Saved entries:
━━━
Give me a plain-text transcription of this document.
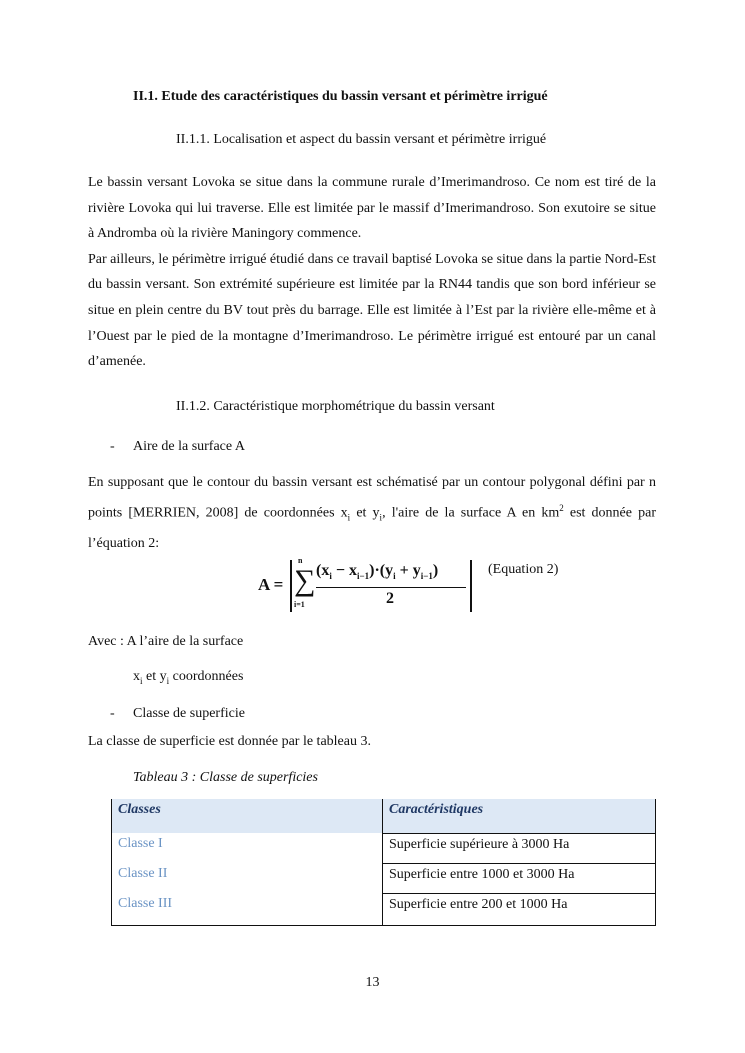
II.1. Etude des caractéristiques du bassin versant et périmètre irrigué
II.1.1. Localisation et aspect du bassin versant et périmètre irrigué

Le bassin versant Lovoka se situe dans la commune rurale d’Imerimandroso. Ce nom est tiré de la rivière Lovoka qui lui traverse. Elle est limitée par le massif d’Imerimandroso. Son exutoire se situe à Andromba où la rivière Maningory commence.

Par ailleurs, le périmètre irrigué étudié dans ce travail baptisé Lovoka se situe dans la partie Nord-Est du bassin versant. Son extrémité supérieure est limitée par la RN44 tandis que son bord inférieur se situe en plein centre du BV tout près du barrage. Elle est limitée à l’Est par la rivière elle-même et à l’Ouest par le pied de la montagne d’Imerimandroso. Le périmètre irrigué est entouré par un canal d’amenée.

II.1.2. Caractéristique morphométrique du bassin versant
- Aire de la surface A
En supposant que le contour du bassin versant est schématisé par un contour polygonal défini par n points [MERRIEN, 2008] de coordonnées $x_i$ et $y_i$, l'aire de la surface A en $km^2$ est donnée par l’équation 2:
A =
n
∑
i=1
$(x_i - x_{i-1})\cdot(y_i + y_{i-1})$
2
(Equation 2)
Avec : A l’aire de la surface
$x_i$ et $y_i$ coordonnées
- Classe de superficie
La classe de superficie est donnée par le tableau 3.
Tableau 3 : Classe de superficies
Classes	Caractéristiques
Classe I	Superficie supérieure à 3000 Ha
Classe II	Superficie entre 1000 et 3000 Ha
Classe III	Superficie entre 200 et 1000 Ha
13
━━━
→ What to do:
Of the lines above, how many hold the word "coordonnées"? Say the number alone.

→ Exercise result:
2